Required task = Where a line contains the word "oath", copy that line in full.

================

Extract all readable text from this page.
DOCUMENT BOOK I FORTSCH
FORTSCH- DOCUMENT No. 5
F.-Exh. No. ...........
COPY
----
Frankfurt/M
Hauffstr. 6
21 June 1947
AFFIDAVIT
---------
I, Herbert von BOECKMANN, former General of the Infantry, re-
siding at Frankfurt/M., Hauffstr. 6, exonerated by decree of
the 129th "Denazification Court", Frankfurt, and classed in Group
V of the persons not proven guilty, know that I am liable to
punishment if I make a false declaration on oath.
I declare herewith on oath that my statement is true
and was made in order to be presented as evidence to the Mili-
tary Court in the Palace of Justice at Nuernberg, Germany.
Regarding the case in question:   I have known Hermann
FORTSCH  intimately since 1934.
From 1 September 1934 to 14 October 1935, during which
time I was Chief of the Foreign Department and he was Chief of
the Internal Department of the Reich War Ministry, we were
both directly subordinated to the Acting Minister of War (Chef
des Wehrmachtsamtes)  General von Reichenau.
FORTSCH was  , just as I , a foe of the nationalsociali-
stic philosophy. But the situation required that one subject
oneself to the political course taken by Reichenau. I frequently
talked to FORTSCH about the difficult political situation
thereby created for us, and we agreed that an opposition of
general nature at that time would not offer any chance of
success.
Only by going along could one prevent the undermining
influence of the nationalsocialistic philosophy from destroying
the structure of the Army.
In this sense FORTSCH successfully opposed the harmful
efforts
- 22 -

================

Output of the task =
punishment if I make a false declaration on oath.
I declare herewith on oath that my statement is true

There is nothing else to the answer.